■ Request ■
Please copy out the data below line for line without changing anything, and leave the pictures out of your copy.

Element box annotations
<<<<
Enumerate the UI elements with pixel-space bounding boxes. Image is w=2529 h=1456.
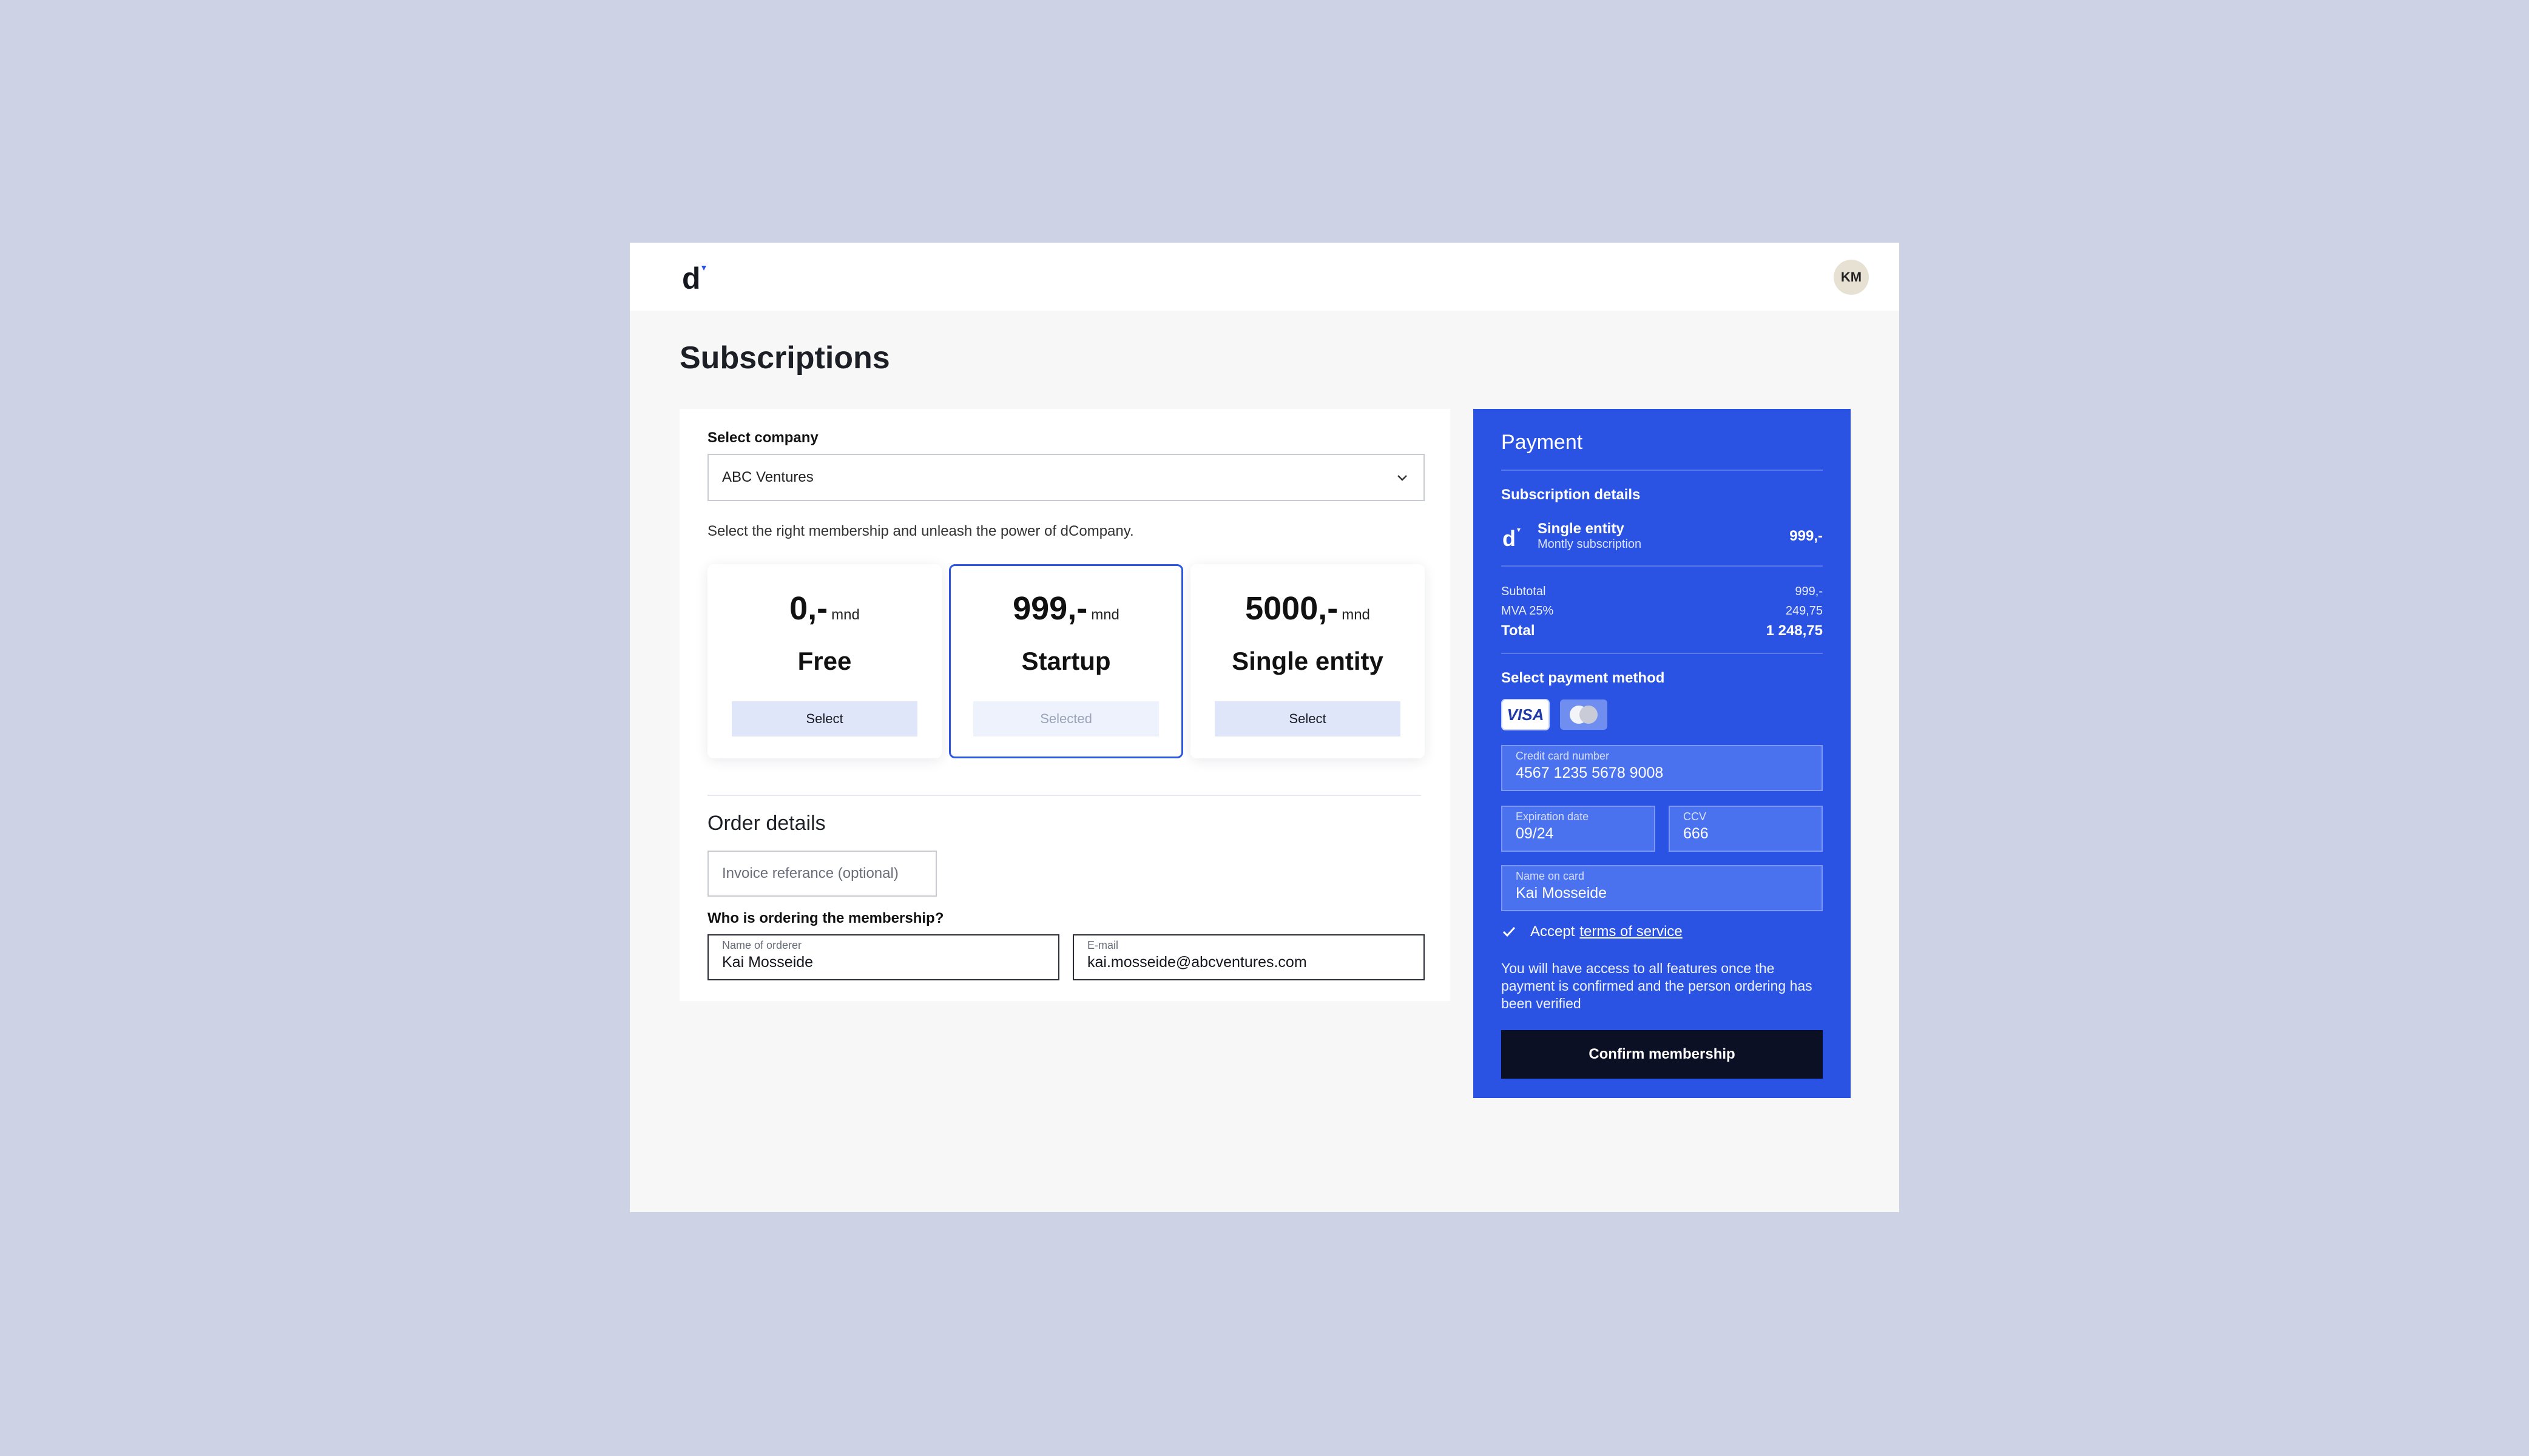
divider <box>1501 470 1823 471</box>
name-on-card-value: Kai Mosseide <box>1516 885 1607 902</box>
company-select[interactable]: ABC Ventures <box>707 454 1425 501</box>
subscription-item-name: Single entity <box>1538 521 1624 537</box>
d-logo-icon: d <box>1502 526 1521 550</box>
email-value: kai.mosseide@abcventures.com <box>1087 954 1307 971</box>
select-company-label: Select company <box>707 430 819 446</box>
avatar[interactable]: KM <box>1834 260 1869 295</box>
plan-name: Free <box>797 647 852 675</box>
payment-panel: Payment Subscription details d Single en… <box>1473 409 1851 1098</box>
page-title: Subscriptions <box>680 340 890 376</box>
svg-text:d: d <box>682 261 701 295</box>
subtotal-value: 999,- <box>1795 585 1823 598</box>
order-details-title: Order details <box>707 812 826 835</box>
vat-value: 249,75 <box>1785 604 1823 618</box>
email-label: E-mail <box>1087 939 1119 951</box>
vat-label: MVA 25% <box>1501 604 1554 618</box>
chevron-down-icon <box>1397 475 1407 481</box>
card-number-label: Credit card number <box>1516 750 1610 762</box>
total-label: Total <box>1501 622 1535 639</box>
d-logo-icon[interactable]: d <box>680 261 714 295</box>
subscription-item-desc: Montly subscription <box>1538 538 1642 551</box>
plan-name: Startup <box>1021 647 1111 675</box>
divider <box>1501 653 1823 654</box>
visa-icon[interactable]: VISA <box>1501 699 1550 730</box>
orderer-name-value: Kai Mosseide <box>722 954 814 971</box>
terms-of-service-link[interactable]: terms of service <box>1579 923 1682 940</box>
plan-unit: mnd <box>831 607 860 623</box>
expiration-date-value: 09/24 <box>1516 825 1554 842</box>
subscription-form-card: Select company ABC Ventures Select the r… <box>680 409 1450 1001</box>
total-value: 1 248,75 <box>1766 622 1823 639</box>
plan-price: 5000,- mnd <box>1190 590 1425 627</box>
plan-price: 0,- mnd <box>707 590 942 627</box>
plan-card-single-entity[interactable]: 5000,- mnd Single entity Select <box>1190 564 1425 758</box>
confirm-membership-button[interactable]: Confirm membership <box>1501 1030 1823 1079</box>
plan-name: Single entity <box>1232 647 1383 675</box>
subscription-item-price: 999,- <box>1789 528 1823 544</box>
who-is-ordering-label: Who is ordering the membership? <box>707 910 944 926</box>
ccv-field[interactable]: CCV 666 <box>1669 806 1823 852</box>
plan-price: 999,- mnd <box>951 590 1181 627</box>
card-number-value: 4567 1235 5678 9008 <box>1516 764 1664 781</box>
select-free-button[interactable]: Select <box>732 701 917 736</box>
top-bar: d KM <box>630 243 1899 311</box>
app-window: d KM Subscriptions Select company ABC Ve… <box>630 243 1899 1212</box>
name-on-card-field[interactable]: Name on card Kai Mosseide <box>1501 865 1823 911</box>
divider <box>1501 565 1823 567</box>
svg-text:VISA: VISA <box>1507 706 1544 724</box>
subtotal-label: Subtotal <box>1501 585 1546 598</box>
divider <box>707 795 1421 796</box>
selected-startup-button[interactable]: Selected <box>973 701 1159 736</box>
accept-text: Accept <box>1530 923 1575 940</box>
subscription-details-label: Subscription details <box>1501 487 1641 503</box>
plan-unit: mnd <box>1091 607 1119 623</box>
invoice-reference-input[interactable]: Invoice referance (optional) <box>707 851 937 897</box>
expiration-date-label: Expiration date <box>1516 811 1589 823</box>
select-single-entity-button[interactable]: Select <box>1215 701 1400 736</box>
expiration-date-field[interactable]: Expiration date 09/24 <box>1501 806 1655 852</box>
payment-method-label: Select payment method <box>1501 670 1665 686</box>
mastercard-icon[interactable] <box>1559 699 1608 730</box>
payment-title: Payment <box>1501 431 1583 454</box>
name-on-card-label: Name on card <box>1516 870 1585 882</box>
checkmark-icon[interactable] <box>1501 924 1517 940</box>
accept-terms-row: Accept terms of service <box>1501 923 1683 940</box>
orderer-name-field[interactable]: Name of orderer Kai Mosseide <box>707 934 1059 980</box>
access-note: You will have access to all features onc… <box>1501 960 1812 1011</box>
email-field[interactable]: E-mail kai.mosseide@abcventures.com <box>1073 934 1425 980</box>
plan-amount: 5000,- <box>1245 590 1339 627</box>
plan-unit: mnd <box>1342 607 1370 623</box>
ccv-label: CCV <box>1683 811 1707 823</box>
orderer-name-label: Name of orderer <box>722 939 802 951</box>
svg-text:d: d <box>1502 526 1516 550</box>
plan-card-free[interactable]: 0,- mnd Free Select <box>707 564 942 758</box>
plan-amount: 999,- <box>1013 590 1088 627</box>
plan-card-startup[interactable]: 999,- mnd Startup Selected <box>949 564 1183 758</box>
ccv-value: 666 <box>1683 825 1709 842</box>
company-select-value: ABC Ventures <box>722 469 814 485</box>
plan-amount: 0,- <box>789 590 828 627</box>
membership-intro-text: Select the right membership and unleash … <box>707 523 1134 539</box>
card-number-field[interactable]: Credit card number 4567 1235 5678 9008 <box>1501 745 1823 791</box>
>>>>
■ Correct response ■
Enumerate the UI elements with pixel-space bounding boxes. Image is w=2529 h=1456.
divider <box>1501 470 1823 471</box>
name-on-card-value: Kai Mosseide <box>1516 885 1607 902</box>
company-select[interactable]: ABC Ventures <box>707 454 1425 501</box>
subscription-item-name: Single entity <box>1538 521 1624 537</box>
d-logo-icon: d <box>1502 526 1521 550</box>
email-value: kai.mosseide@abcventures.com <box>1087 954 1307 971</box>
select-company-label: Select company <box>707 430 819 446</box>
avatar[interactable]: KM <box>1834 260 1869 295</box>
plan-name: Free <box>797 647 852 675</box>
payment-panel: Payment Subscription details d Single en… <box>1473 409 1851 1098</box>
page-title: Subscriptions <box>680 340 890 376</box>
svg-text:d: d <box>682 261 701 295</box>
subtotal-value: 999,- <box>1795 585 1823 598</box>
order-details-title: Order details <box>707 812 826 835</box>
vat-value: 249,75 <box>1785 604 1823 618</box>
email-label: E-mail <box>1087 939 1119 951</box>
vat-label: MVA 25% <box>1501 604 1554 618</box>
chevron-down-icon <box>1397 475 1407 481</box>
card-number-label: Credit card number <box>1516 750 1610 762</box>
total-label: Total <box>1501 622 1535 639</box>
d-logo-icon[interactable]: d <box>680 261 714 295</box>
subscription-item-desc: Montly subscription <box>1538 538 1642 551</box>
plan-name: Startup <box>1021 647 1111 675</box>
divider <box>1501 653 1823 654</box>
visa-icon[interactable]: VISA <box>1501 699 1550 730</box>
orderer-name-value: Kai Mosseide <box>722 954 814 971</box>
terms-of-service-link[interactable]: terms of service <box>1579 923 1682 940</box>
plan-unit: mnd <box>831 607 860 623</box>
expiration-date-value: 09/24 <box>1516 825 1554 842</box>
subscription-form-card: Select company ABC Ventures Select the r… <box>680 409 1450 1001</box>
total-value: 1 248,75 <box>1766 622 1823 639</box>
plan-price: 5000,- mnd <box>1190 590 1425 627</box>
plan-price: 0,- mnd <box>707 590 942 627</box>
plan-card-single-entity[interactable]: 5000,- mnd Single entity Select <box>1190 564 1425 758</box>
confirm-membership-button[interactable]: Confirm membership <box>1501 1030 1823 1079</box>
plan-name: Single entity <box>1232 647 1383 675</box>
subscription-item-price: 999,- <box>1789 528 1823 544</box>
who-is-ordering-label: Who is ordering the membership? <box>707 910 944 926</box>
ccv-field[interactable]: CCV 666 <box>1669 806 1823 852</box>
plan-price: 999,- mnd <box>951 590 1181 627</box>
card-number-value: 4567 1235 5678 9008 <box>1516 764 1664 781</box>
select-free-button[interactable]: Select <box>732 701 917 736</box>
top-bar: d KM <box>630 243 1899 311</box>
app-window: d KM Subscriptions Select company ABC Ve… <box>630 243 1899 1212</box>
name-on-card-field[interactable]: Name on card Kai Mosseide <box>1501 865 1823 911</box>
divider <box>1501 565 1823 567</box>
svg-text:VISA: VISA <box>1507 706 1544 724</box>
subtotal-label: Subtotal <box>1501 585 1546 598</box>
divider <box>707 795 1421 796</box>
selected-startup-button[interactable]: Selected <box>973 701 1159 736</box>
accept-text: Accept <box>1530 923 1575 940</box>
subscription-details-label: Subscription details <box>1501 487 1641 503</box>
plan-unit: mnd <box>1091 607 1119 623</box>
invoice-reference-input[interactable]: Invoice referance (optional) <box>707 851 937 897</box>
expiration-date-label: Expiration date <box>1516 811 1589 823</box>
select-single-entity-button[interactable]: Select <box>1215 701 1400 736</box>
expiration-date-field[interactable]: Expiration date 09/24 <box>1501 806 1655 852</box>
payment-method-label: Select payment method <box>1501 670 1665 686</box>
mastercard-icon[interactable] <box>1559 699 1608 730</box>
payment-title: Payment <box>1501 431 1583 454</box>
name-on-card-label: Name on card <box>1516 870 1585 882</box>
checkmark-icon[interactable] <box>1501 924 1517 940</box>
accept-terms-row: Accept terms of service <box>1501 923 1683 940</box>
orderer-name-field[interactable]: Name of orderer Kai Mosseide <box>707 934 1059 980</box>
access-note: You will have access to all features onc… <box>1501 960 1812 1011</box>
email-field[interactable]: E-mail kai.mosseide@abcventures.com <box>1073 934 1425 980</box>
plan-amount: 5000,- <box>1245 590 1339 627</box>
plan-unit: mnd <box>1342 607 1370 623</box>
ccv-label: CCV <box>1683 811 1707 823</box>
orderer-name-label: Name of orderer <box>722 939 802 951</box>
svg-text:d: d <box>1502 526 1516 550</box>
plan-card-free[interactable]: 0,- mnd Free Select <box>707 564 942 758</box>
plan-amount: 999,- <box>1013 590 1088 627</box>
plan-card-startup[interactable]: 999,- mnd Startup Selected <box>949 564 1183 758</box>
ccv-value: 666 <box>1683 825 1709 842</box>
company-select-value: ABC Ventures <box>722 469 814 485</box>
plan-amount: 0,- <box>789 590 828 627</box>
membership-intro-text: Select the right membership and unleash … <box>707 523 1134 539</box>
card-number-field[interactable]: Credit card number 4567 1235 5678 9008 <box>1501 745 1823 791</box>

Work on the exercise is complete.